Rows from a dataset:
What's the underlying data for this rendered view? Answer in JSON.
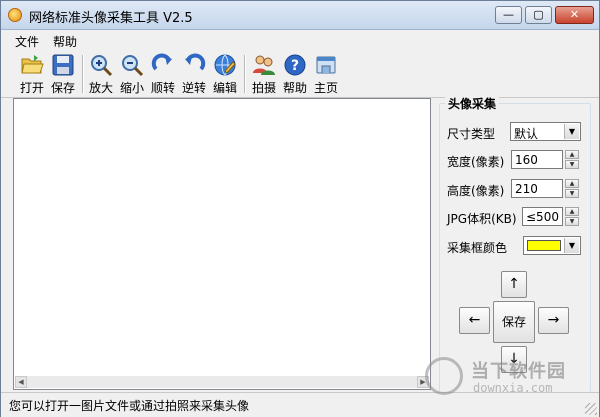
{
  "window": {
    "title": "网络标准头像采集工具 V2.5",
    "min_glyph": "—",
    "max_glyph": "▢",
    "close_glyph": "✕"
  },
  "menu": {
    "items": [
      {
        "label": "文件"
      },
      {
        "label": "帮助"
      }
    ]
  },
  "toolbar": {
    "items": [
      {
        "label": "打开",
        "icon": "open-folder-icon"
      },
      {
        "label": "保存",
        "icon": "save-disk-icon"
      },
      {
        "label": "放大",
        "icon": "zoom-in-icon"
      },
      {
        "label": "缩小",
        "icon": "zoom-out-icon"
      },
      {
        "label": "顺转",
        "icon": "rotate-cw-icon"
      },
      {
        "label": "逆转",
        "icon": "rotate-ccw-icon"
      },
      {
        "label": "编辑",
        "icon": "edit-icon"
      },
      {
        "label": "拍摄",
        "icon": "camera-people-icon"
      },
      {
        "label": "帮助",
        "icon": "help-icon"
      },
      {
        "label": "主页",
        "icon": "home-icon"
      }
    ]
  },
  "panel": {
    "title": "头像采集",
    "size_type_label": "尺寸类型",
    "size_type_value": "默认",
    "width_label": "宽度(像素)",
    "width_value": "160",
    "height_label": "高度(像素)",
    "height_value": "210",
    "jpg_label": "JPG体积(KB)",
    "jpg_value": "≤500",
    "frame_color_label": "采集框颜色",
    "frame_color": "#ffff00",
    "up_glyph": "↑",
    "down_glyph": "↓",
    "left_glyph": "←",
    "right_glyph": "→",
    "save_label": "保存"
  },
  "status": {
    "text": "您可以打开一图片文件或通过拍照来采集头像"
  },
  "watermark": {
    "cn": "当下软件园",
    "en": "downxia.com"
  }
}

▶ _Your instructions_: Will you restate every entry word for word and omit the images?

▶ _Task output_:
What's the underlying data for this rendered view? Answer in JSON.
{
  "window": {
    "title": "网络标准头像采集工具 V2.5",
    "min_glyph": "—",
    "max_glyph": "▢",
    "close_glyph": "✕"
  },
  "menu": {
    "items": [
      {
        "label": "文件"
      },
      {
        "label": "帮助"
      }
    ]
  },
  "toolbar": {
    "items": [
      {
        "label": "打开",
        "icon": "open-folder-icon"
      },
      {
        "label": "保存",
        "icon": "save-disk-icon"
      },
      {
        "label": "放大",
        "icon": "zoom-in-icon"
      },
      {
        "label": "缩小",
        "icon": "zoom-out-icon"
      },
      {
        "label": "顺转",
        "icon": "rotate-cw-icon"
      },
      {
        "label": "逆转",
        "icon": "rotate-ccw-icon"
      },
      {
        "label": "编辑",
        "icon": "edit-icon"
      },
      {
        "label": "拍摄",
        "icon": "camera-people-icon"
      },
      {
        "label": "帮助",
        "icon": "help-icon"
      },
      {
        "label": "主页",
        "icon": "home-icon"
      }
    ]
  },
  "panel": {
    "title": "头像采集",
    "size_type_label": "尺寸类型",
    "size_type_value": "默认",
    "width_label": "宽度(像素)",
    "width_value": "160",
    "height_label": "高度(像素)",
    "height_value": "210",
    "jpg_label": "JPG体积(KB)",
    "jpg_value": "≤500",
    "frame_color_label": "采集框颜色",
    "frame_color": "#ffff00",
    "up_glyph": "↑",
    "down_glyph": "↓",
    "left_glyph": "←",
    "right_glyph": "→",
    "save_label": "保存"
  },
  "status": {
    "text": "您可以打开一图片文件或通过拍照来采集头像"
  },
  "watermark": {
    "cn": "当下软件园",
    "en": "downxia.com"
  }
}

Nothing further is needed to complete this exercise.